> [Arbeitsauftrag]
Führen Sie den Dokumentauszug zur Imitation beim Klavierlernen im Anschluss an seinen letzten Satz fort.

==== Dokumentauszug

Wenn man den Begriff der Imitation differenziert, haben hier vielleicht alle Recht!
Imitation ist durchaus ein wichtiges Handwerkszeug auf dem Weg des Klavierspielen und -lernens. Altenmüller weist in dem Zusammenhang auf unsere Spiegelneuronen hin:
"In Tierexperimenten konnte ein so genanntes „SpiegelneuronNetzwerk“ nachgewiesen werden. Wenn Affen ihren Artgenossen bei Bewegungen zusahen, entstanden auch bei den beobachtenden Tieren Aktivierungen der sensomotorischen Zentren, ohne dass sich diese Tiere bewegten. Auch beim Menschen findet man diese Spiegelneurone. Professionelle Pianisten, die in einem Video stumme pianistische Fingerbewegungen auf einer Klaviertastatur beobachteten, zeigten eine starke Aktivitätszunahme der sensomotorischen Handregion des Frontallappens, der sekundären auditiven Regionen des Schläfenlappens und des Kleinhirns, ohne dass sie selbst die Finger bewegten (Abb. 4b, Haslinger et al. 2005). In die Praxis umgesetzt bedeutet dies, dass man als Musiker auch durch sorgfältiges Beobachten anderer Musiker übt, sei es im Unterricht oder bei Konzerten!" -
https://www.immm.hmtm-hannover.de/f...kationen/Altenmueller_Handbuch_UEben_2005.pdf
Ein Anfänger weiß in der Regel noch nicht, was klanglich auf und mit dem Klavier möglich ist. Wenn ich ihm dann vormache, wie es klingen kann und sollte, versucht der Schüler, den Klang und die Bewegung zu imitieren. Es ist erstaunlich, dass das fast immer gelingt und dass der Anfänger dabei sogar die Bewegungen nach seinen individuellen physiologischen Gegebenheiten anpasst.

========
==== Bereitgestellte Daten

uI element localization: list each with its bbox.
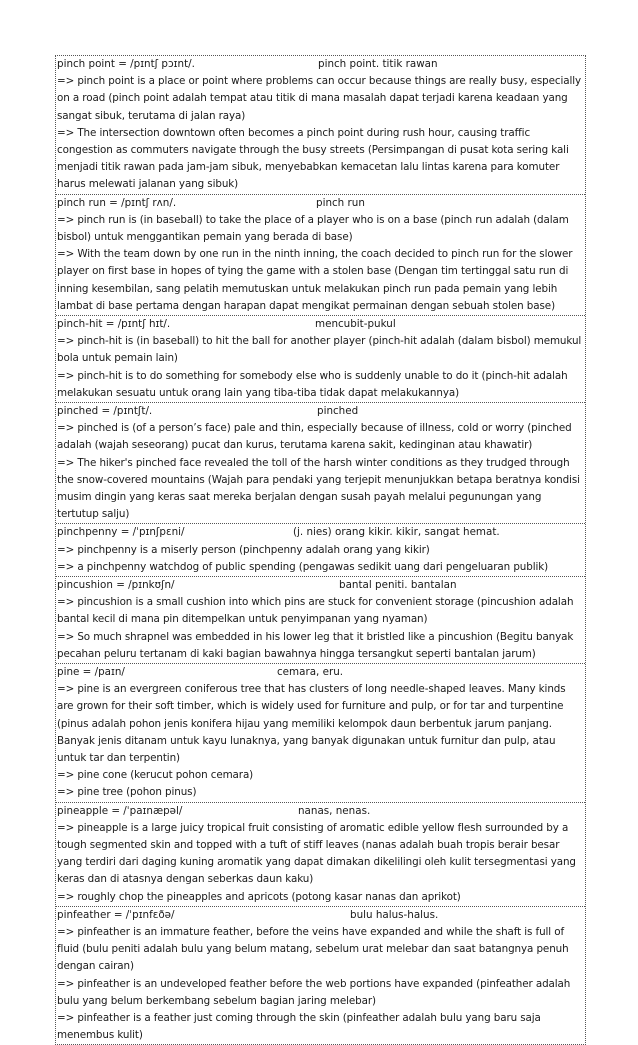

========

> [Ergebnis]
Natürlich wird der Lehrer vorher oder nachher Klang und Bewegung erklären, reflektieren, vielleicht mit dem Schüler eine Übung entwickeln etc.. Aber gerade das Vormachen-Nachmachen, die Imitation, ist wichtig, um erst einmal ein Handwerkszeug zu erlangen.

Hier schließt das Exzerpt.